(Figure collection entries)
** start **

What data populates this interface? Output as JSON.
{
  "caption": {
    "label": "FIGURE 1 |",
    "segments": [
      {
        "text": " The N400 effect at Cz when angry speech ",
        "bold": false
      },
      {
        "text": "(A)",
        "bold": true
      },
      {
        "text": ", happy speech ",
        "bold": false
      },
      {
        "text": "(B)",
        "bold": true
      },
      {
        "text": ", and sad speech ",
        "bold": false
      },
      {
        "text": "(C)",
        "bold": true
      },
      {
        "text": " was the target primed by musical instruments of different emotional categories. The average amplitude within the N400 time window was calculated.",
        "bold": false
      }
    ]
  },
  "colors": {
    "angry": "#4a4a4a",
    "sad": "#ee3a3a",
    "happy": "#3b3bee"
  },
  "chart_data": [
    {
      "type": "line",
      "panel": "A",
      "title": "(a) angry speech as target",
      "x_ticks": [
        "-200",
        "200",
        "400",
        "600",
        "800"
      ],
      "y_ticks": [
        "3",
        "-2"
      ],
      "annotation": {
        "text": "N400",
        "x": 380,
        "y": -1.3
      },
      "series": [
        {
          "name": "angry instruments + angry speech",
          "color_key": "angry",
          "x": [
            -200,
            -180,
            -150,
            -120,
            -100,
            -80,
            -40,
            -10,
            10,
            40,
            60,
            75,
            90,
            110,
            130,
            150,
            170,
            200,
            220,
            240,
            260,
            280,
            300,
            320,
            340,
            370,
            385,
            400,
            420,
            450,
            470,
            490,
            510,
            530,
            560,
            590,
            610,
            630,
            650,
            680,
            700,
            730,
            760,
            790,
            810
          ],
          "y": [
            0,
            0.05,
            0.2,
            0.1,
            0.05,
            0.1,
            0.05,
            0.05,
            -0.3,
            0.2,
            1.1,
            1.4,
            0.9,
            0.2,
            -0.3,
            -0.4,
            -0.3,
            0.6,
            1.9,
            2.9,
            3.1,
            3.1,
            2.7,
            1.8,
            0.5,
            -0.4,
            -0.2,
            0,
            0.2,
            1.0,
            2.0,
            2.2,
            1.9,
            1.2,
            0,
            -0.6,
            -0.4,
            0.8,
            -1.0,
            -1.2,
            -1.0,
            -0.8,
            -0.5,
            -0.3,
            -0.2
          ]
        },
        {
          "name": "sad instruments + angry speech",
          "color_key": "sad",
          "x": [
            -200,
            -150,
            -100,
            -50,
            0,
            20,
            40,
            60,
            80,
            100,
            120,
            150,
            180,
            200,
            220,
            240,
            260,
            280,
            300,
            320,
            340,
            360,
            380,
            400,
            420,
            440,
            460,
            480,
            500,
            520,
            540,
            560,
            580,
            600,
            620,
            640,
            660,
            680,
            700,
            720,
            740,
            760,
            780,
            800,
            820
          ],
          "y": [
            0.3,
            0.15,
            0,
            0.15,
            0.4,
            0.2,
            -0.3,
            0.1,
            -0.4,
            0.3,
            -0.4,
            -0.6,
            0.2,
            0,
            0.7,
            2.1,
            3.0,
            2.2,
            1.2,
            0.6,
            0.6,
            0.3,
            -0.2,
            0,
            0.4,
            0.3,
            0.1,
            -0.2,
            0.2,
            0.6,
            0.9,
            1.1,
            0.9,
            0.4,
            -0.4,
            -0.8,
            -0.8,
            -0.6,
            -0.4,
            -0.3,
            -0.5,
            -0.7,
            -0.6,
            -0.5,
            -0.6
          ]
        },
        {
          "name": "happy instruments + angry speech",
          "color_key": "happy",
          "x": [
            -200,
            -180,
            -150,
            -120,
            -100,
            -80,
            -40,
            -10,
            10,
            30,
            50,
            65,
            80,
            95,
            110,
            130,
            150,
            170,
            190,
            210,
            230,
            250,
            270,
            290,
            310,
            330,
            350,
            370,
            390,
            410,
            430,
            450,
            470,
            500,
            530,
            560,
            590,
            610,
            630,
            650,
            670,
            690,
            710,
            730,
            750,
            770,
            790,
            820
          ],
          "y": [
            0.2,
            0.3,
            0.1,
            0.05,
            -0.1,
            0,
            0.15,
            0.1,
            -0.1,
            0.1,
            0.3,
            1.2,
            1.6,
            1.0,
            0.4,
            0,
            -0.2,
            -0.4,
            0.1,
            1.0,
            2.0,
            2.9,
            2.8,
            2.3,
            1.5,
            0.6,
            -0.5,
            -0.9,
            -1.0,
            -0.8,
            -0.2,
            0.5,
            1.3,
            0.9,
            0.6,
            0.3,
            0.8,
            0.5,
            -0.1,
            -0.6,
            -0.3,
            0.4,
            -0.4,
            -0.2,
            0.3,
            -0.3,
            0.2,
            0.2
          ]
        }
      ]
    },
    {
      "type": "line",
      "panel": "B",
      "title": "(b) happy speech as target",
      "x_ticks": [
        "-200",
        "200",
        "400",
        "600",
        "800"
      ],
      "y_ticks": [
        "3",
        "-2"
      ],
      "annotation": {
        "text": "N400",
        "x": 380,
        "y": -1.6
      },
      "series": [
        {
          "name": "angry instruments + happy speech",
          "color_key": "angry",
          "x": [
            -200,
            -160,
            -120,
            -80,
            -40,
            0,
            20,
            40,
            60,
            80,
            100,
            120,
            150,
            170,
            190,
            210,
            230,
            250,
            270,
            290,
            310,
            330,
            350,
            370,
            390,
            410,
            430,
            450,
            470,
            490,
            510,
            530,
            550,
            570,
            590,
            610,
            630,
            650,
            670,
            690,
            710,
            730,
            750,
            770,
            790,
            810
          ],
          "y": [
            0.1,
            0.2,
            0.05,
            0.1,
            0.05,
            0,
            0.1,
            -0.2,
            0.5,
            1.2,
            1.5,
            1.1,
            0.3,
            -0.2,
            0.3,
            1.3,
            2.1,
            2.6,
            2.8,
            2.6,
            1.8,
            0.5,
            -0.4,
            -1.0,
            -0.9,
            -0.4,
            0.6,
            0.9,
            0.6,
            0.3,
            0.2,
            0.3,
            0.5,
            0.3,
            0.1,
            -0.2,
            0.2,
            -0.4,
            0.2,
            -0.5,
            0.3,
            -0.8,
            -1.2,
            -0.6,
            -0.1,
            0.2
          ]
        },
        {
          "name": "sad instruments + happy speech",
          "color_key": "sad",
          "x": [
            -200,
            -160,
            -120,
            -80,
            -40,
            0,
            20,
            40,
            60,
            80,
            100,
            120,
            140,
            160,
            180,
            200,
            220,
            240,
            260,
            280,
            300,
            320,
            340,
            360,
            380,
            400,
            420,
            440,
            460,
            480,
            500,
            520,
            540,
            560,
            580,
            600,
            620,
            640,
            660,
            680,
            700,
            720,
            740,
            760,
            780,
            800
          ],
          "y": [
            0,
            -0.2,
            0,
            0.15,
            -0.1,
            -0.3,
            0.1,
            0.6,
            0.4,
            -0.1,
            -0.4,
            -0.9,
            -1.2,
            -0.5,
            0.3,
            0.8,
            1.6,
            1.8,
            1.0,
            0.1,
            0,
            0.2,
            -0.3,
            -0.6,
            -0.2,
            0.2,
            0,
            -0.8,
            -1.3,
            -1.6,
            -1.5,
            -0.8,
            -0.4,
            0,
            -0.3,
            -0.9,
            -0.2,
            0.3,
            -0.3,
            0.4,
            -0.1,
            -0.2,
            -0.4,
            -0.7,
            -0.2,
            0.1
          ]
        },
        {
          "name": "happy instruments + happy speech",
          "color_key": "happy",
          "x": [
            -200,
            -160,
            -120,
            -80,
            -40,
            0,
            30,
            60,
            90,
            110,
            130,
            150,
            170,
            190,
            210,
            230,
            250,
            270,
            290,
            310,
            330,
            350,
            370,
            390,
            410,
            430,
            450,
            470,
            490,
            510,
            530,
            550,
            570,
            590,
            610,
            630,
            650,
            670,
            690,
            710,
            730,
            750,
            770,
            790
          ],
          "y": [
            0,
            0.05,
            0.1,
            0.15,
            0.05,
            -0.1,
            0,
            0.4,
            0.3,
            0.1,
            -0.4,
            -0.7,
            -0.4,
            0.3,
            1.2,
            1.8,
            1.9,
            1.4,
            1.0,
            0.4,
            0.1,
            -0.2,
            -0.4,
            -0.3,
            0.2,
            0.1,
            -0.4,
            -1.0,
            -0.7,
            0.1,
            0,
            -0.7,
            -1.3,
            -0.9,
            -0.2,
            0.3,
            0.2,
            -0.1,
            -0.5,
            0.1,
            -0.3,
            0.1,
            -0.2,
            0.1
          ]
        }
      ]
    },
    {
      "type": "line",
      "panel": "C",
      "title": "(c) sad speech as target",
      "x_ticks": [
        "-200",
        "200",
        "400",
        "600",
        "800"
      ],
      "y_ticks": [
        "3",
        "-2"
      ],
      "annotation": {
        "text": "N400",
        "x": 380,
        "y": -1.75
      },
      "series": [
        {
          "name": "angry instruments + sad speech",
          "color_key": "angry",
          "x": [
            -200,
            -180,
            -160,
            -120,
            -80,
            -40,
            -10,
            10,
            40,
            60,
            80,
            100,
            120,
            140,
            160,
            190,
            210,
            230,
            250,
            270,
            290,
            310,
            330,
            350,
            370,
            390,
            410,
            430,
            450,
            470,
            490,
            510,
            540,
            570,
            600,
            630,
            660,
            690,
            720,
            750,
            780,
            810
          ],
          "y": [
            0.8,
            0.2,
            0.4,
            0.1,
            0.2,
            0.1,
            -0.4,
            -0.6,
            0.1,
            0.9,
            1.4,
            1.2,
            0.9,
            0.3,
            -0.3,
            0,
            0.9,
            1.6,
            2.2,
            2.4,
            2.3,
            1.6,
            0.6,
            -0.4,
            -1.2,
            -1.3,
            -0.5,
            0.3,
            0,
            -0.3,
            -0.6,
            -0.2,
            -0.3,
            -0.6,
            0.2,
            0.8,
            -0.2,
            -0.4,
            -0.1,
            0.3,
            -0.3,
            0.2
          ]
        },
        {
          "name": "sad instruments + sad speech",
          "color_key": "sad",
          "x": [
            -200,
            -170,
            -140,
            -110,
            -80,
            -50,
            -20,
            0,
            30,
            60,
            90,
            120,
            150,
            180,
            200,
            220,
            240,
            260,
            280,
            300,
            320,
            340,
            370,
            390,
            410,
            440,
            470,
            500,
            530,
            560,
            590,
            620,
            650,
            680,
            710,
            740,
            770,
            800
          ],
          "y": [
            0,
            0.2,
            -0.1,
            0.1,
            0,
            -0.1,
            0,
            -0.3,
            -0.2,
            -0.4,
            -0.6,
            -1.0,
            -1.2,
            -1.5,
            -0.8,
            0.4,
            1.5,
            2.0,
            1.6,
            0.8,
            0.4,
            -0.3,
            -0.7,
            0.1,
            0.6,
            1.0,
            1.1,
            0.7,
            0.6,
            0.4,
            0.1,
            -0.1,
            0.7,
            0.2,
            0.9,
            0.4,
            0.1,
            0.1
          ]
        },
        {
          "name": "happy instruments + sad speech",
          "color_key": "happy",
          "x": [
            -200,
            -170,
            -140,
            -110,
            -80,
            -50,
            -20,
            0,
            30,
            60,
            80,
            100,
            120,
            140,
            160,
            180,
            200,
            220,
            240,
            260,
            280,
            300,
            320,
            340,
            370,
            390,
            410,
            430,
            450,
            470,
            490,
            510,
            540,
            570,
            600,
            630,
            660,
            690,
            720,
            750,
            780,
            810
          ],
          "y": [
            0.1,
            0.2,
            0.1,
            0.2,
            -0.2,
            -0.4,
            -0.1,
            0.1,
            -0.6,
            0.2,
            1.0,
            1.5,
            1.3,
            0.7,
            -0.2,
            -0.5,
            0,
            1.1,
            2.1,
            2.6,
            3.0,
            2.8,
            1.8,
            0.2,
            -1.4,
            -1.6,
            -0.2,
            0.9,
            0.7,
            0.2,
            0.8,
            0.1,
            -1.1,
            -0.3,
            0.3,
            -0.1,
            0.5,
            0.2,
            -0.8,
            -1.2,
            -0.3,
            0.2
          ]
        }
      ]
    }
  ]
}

** end **

[Problem description]
Go over the data above and copy every line that has the word "title" in it.

[The completed task]
      "title": "(a) angry speech as target",
      "title": "(b) happy speech as target",
      "title": "(c) sad speech as target",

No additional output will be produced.